◆ STATED PROBLEM
Return every line of the data below that includes the string "Закупка".

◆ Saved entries
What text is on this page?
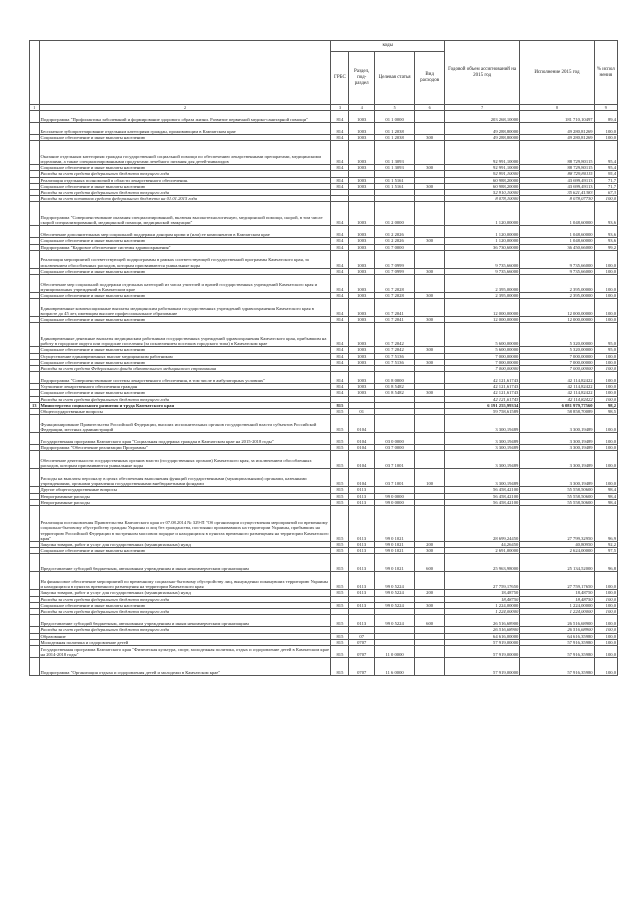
		коды				Годовой объем ассигнований на 2015 год	Исполнение 2015 год	% испол нения
		ГРБС	Раздел, под-раздел	Целевая статья	Вид расходов			
1	2	3	4	5	6	7	8	9
	Подпрограмма "Профилактика заболеваний и формирование здорового образа жизни. Развитие первичной медико-санитарной помощи"	814	1003	01 1 0000		203 268,10000	181 710,10497	89,4
	Бесплатное зубопротезирование отдельным категориям граждан, проживающим в Камчатском крае	814	1003	01 1 2038		49 288,80000	49 280,81269	100,0
	Социальное обеспечение и иные выплаты населению	814	1003	01 1 2038	300	49 288,80000	49 280,81269	100,0
	Оказание отдельным категориям граждан государственной социальной помощи по обеспечению лекарственными препаратами, медицинскими изделиями, а также специализированными продуктами лечебного питания для детей-инвалидов	814	1003	01 1 3093		92 991,10000	88 729,80115	95,4
	Социальное обеспечение и иные выплаты населению	814	1003	01 1 3093	300	92 991,10000	88 729,80115	95,4
	Расходы за счет средств федерального бюджета текущего года					92 991,10000	88 729,80115	95,4
	Реализация отдельных полномочий в области лекарственного обеспечения.	814	1003	01 1 5161		60 988,20000	43 699,49113	71,7
	Социальное обеспечение и иные выплаты населению	814	1003	01 1 5161	300	60 988,20000	43 699,49113	71,7
	Расходы за счет средств федерального бюджета текущего года					52 910,10000	35 621,41383	67,3
	Расходы за счет остатков средств федерального бюджета на 01.01.2015 года					8 078,10000	8 078,07730	100,0
	Подпрограмма "Совершенствование оказания специализированной, включая высокотехнологичную, медицинской помощи, скорой, в том числе скорой специализированной, медицинской помощи, медицинской эвакуации"	814	1003	01 2 0000		1 120,00000	1 048,60000	93,6
	Обеспечение дополнительных мер социальной поддержки донорам крови и (или) ее компонентов в Камчатском крае	814	1003	01 2 2026		1 120,00000	1 048,60000	93,6
	Социальное обеспечение и иные выплаты населению	814	1003	01 2 2026	300	1 120,00000	1 048,60000	93,6
	Подпрограмма "Кадровое обеспечение системы здравоохранения"	814	1003	01 7 0000		36 730,60000	36 450,66000	99,2
	Реализация мероприятий соответствующей подпрограммы в рамках соответствующей государственной программы Камчатского края, за исключением обособленных расходов, которым присваиваются уникальные коды	814	1003	01 7 0999		9 735,66000	9 735,66000	100,0
	Социальное обеспечение и иные выплаты населению	814	1003	01 7 0999	300	9 735,66000	9 735,66000	100,0
	Обеспечение мер социальной поддержки отдельных категорий из числа учителей и врачей государственных учреждений Камчатского края и муниципальных учреждений в Камчатском крае	814	1003	01 7 2028		2 395,00000	2 395,00000	100,0
	Социальное обеспечение и иные выплаты населению	814	1003	01 7 2028	300	2 395,00000	2 395,00000	100,0
	Единовременные компенсационные выплаты медицинским работникам государственных учреждений здравоохранения Камчатского края в возрасте до 45 лет, имеющим высшее профессиональное образование	814	1003	01 7 2041		12 000,00000	12 000,00000	100,0
	Социальное обеспечение и иные выплаты населению	814	1003	01 7 2041	300	12 000,00000	12 000,00000	100,0
	Единовременные денежные выплаты медицинским работникам государственных учреждений здравоохранения Камчатского края, прибывшим на работу в городские округа или городские поселения (за исключением поселков городского типа) в Камчатском крае	814	1003	01 7 2042		5 600,00000	5 320,00000	95,0
	Социальное обеспечение и иные выплаты населению	814	1003	01 7 2042	300	5 600,00000	5 320,00000	95,0
	Осуществление единовременных выплат медицинским работникам	814	1003	01 7 5136		7 000,00000	7 000,00000	100,0
	Социальное обеспечение и иные выплаты населению	814	1003	01 7 5136	300	7 000,00000	7 000,00000	100,0
	Расходы за счет средств Федерального фонда обязательного медицинского страхования					7 000,00000	7 000,00000	100,0
	Подпрограмма "Совершенствование системы лекарственного обеспечения, в том числе в амбулаторных условиях"	814	1003	01 8 0000		42 121,61743	42 114,82422	100,0
	Улучшение лекарственного обеспечения граждан	814	1003	01 8 5482		42 121,61743	42 114,82422	100,0
	Социальное обеспечение и иные выплаты населению	814	1003	01 8 5482	300	42 121,61743	42 114,82422	100,0
	Расходы за счет средств федерального бюджета текущего года					42 121,61743	42 114,82422	100,0
13	Министерство социального развития и труда Камчатского края	815				6 191 255,99334	6 081 979,77560	98,2
	Общегосударственные вопросы	815	01			59 758,61589	58 858,70089	98,5
	Функционирование Правительства Российской Федерации, высших исполнительных органов государственной власти субъектов Российской Федерации, местных администраций	815	0104			3 300,19489	3 300,19489	100,0
	Государственная программа Камчатского края "Социальная поддержка граждан в Камчатском крае на 2015-2018 годы"	815	0104	03 0 0000		3 300,19489	3 300,19489	100,0
	Подпрограмма "Обеспечение реализации Программы"	815	0104	03 7 0000		3 300,19489	3 300,19489	100,0
	Обеспечение деятельности государственных органов власти (государственных органов) Камчатского края, за исключением обособленных расходов, которым присваиваются уникальные коды	815	0104	03 7 1001		3 300,19489	3 300,19489	100,0
	Расходы на выплаты персоналу в целях обеспечения выполнения функций государственными (муниципальными) органами, казенными учреждениями, органами управления государственными внебюджетными фондами	815	0104	03 7 1001	100	3 300,19489	3 300,19489	100,0
	Другие общегосударственные вопросы	815	0113			56 458,42100	55 558,50600	98,4
	Непрограммные расходы	815	0113	99 0 0000		56 458,42100	55 558,50600	98,4
	Непрограммные расходы	815	0113	99 0 0000		56 458,42100	55 558,50600	98,4
	Реализация постановления Правительства Камчатского края от 07.08.2014 № 329-П "Об организации осуществления мероприятий по временному социально-бытовому обустройству граждан Украины и лиц без гражданства, постоянно проживавших на территории Украины, прибывших на территорию Российской Федерации в экстренном массовом порядке и находящихся в пунктах временного размещения на территории Камчатского края"	815	0113	99 0 1021		28 699,24450	27 799,32950	96,9
	Закупка товаров, работ и услуг для государственных (муниципальных) нужд	815	0113	99 0 1021	200	44,26450	40,80950	92,2
	Социальное обеспечение и иные выплаты населению	815	0113	99 0 1021	300	2 691,00000	2 624,00000	97,5
	Предоставление субсидий бюджетным, автономным учреждениям и иным некоммерческим организациям	815	0113	99 0 1021	600	25 963,98000	25 134,52000	96,8
	На финансовое обеспечение мероприятий по временному социально-бытовому обустройству лиц, вынужденно покинувших территорию Украины и находящихся в пунктах временного размещения на территории Камчатского края	815	0113	99 0 5224		27 759,17650	27 759,17650	100,0
	Закупка товаров, работ и услуг для государственных (муниципальных) нужд	815	0113	99 0 5224	200	18,48750	18,48750	100,0
	Расходы за счет средств федерального бюджета текущего года					18,48750	18,48750	100,0
	Социальное обеспечение и иные выплаты населению	815	0113	99 0 5224	300	1 224,00000	1 224,00000	100,0
	Расходы за счет средств федерального бюджета текущего года					1 224,00000	1 224,00000	100,0
	Предоставление субсидий бюджетным, автономным учреждениям и иным некоммерческим организациям	815	0113	99 0 5224	600	26 516,68900	26 516,68900	100,0
	Расходы за счет средств федерального бюджета текущего года					26 516,68900	26 516,68900	100,0
	Образование	815	07			64 616,00000	64 616,35980	100,0
	Молодежная политика и оздоровление детей	815	0707			57 919,00000	57 916,35980	100,0
	Государственная программа Камчатского края "Физическая культура, спорт, молодежная политика, отдых и оздоровление детей в Камчатском крае на 2014-2018 годы"	815	0707	11 0 0000		57 919,00000	57 916,35980	100,0
	Подпрограмма "Организация отдыха и оздоровления детей и молодежи в Камчатском крае"	815	0707	11 6 0000		57 919,00000	57 916,35980	100,0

◆ EXERCISE SOLUTION
	Закупка товаров, работ и услуг для государственных (муниципальных) нужд	815	0113	99 0 1021	200	44,26450	40,80950	92,2
	Закупка товаров, работ и услуг для государственных (муниципальных) нужд	815	0113	99 0 5224	200	18,48750	18,48750	100,0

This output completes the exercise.